Records for this exercise

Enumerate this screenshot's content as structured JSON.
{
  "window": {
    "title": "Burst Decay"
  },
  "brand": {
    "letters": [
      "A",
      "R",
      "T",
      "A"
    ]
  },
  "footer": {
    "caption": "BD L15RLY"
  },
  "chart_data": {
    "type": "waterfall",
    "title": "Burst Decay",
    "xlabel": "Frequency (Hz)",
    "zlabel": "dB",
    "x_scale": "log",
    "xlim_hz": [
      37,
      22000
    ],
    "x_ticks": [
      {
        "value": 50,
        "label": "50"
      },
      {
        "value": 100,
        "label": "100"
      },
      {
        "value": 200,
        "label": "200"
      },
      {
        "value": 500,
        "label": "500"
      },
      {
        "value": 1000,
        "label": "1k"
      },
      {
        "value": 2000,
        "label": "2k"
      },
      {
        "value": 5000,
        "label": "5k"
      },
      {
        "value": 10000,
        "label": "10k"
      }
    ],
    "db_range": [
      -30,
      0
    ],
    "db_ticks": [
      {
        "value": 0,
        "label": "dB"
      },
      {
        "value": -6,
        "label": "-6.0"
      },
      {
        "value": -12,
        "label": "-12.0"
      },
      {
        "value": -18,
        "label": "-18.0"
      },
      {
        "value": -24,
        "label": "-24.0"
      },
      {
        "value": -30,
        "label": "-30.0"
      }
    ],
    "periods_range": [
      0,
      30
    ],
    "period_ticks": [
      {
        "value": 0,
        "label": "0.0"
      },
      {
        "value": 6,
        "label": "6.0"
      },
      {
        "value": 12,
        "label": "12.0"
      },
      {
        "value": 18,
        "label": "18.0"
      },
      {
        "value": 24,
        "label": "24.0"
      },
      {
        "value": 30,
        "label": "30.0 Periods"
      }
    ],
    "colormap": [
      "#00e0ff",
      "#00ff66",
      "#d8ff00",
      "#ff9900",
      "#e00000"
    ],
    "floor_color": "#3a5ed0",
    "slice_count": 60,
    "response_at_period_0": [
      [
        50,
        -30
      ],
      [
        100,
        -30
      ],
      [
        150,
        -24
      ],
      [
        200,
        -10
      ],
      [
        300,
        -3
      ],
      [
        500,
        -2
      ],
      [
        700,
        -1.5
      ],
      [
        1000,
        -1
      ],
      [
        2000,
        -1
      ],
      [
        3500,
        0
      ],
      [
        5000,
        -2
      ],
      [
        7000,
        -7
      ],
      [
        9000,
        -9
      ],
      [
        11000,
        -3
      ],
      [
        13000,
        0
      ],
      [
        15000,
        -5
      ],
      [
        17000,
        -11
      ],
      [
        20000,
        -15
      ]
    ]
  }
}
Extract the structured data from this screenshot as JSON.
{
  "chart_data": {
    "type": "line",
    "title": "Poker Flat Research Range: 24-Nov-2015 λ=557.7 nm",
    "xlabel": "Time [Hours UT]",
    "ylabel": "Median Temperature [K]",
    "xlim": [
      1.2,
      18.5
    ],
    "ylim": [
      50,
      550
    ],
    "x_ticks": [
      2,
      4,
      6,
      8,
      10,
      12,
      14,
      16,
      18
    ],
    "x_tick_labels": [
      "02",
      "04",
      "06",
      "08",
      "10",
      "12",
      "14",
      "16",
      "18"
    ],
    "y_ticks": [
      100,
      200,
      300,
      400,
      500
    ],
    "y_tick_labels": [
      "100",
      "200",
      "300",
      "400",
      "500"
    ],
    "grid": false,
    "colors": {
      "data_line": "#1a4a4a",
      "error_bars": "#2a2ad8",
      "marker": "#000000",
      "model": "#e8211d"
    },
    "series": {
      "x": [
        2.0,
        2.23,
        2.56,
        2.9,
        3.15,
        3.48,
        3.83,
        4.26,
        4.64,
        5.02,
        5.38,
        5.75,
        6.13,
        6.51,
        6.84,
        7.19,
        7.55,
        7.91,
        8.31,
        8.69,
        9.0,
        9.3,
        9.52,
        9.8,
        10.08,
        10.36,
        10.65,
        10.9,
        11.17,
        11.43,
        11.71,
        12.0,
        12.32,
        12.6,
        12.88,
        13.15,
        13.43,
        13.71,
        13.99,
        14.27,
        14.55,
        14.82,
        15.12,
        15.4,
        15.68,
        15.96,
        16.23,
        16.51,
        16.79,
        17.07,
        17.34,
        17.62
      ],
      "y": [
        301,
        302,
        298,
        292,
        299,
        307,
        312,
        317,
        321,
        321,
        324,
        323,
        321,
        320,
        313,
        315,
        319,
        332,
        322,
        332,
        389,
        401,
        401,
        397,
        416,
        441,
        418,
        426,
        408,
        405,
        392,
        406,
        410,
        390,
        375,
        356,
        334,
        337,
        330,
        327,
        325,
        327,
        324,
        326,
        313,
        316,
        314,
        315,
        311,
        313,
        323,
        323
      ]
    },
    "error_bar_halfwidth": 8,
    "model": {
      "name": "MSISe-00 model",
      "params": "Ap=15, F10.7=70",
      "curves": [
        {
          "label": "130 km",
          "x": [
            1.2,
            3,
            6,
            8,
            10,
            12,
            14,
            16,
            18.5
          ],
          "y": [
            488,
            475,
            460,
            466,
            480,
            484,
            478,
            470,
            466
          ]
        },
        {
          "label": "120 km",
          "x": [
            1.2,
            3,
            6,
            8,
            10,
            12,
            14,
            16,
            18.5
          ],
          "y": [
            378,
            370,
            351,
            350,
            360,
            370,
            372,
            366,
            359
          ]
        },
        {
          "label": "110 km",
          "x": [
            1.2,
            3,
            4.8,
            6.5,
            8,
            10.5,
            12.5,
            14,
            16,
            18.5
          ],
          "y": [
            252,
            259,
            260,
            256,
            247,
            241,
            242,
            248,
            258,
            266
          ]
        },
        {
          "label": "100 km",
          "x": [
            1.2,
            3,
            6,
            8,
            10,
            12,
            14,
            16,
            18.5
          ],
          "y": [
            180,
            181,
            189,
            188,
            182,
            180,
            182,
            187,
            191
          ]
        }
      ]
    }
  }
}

The request
Lines of the material that contain the word "JSON" are to be gathered.

The solution
Enumerate this screenshot's content as structured JSON.
Extract the structured data from this screenshot as JSON.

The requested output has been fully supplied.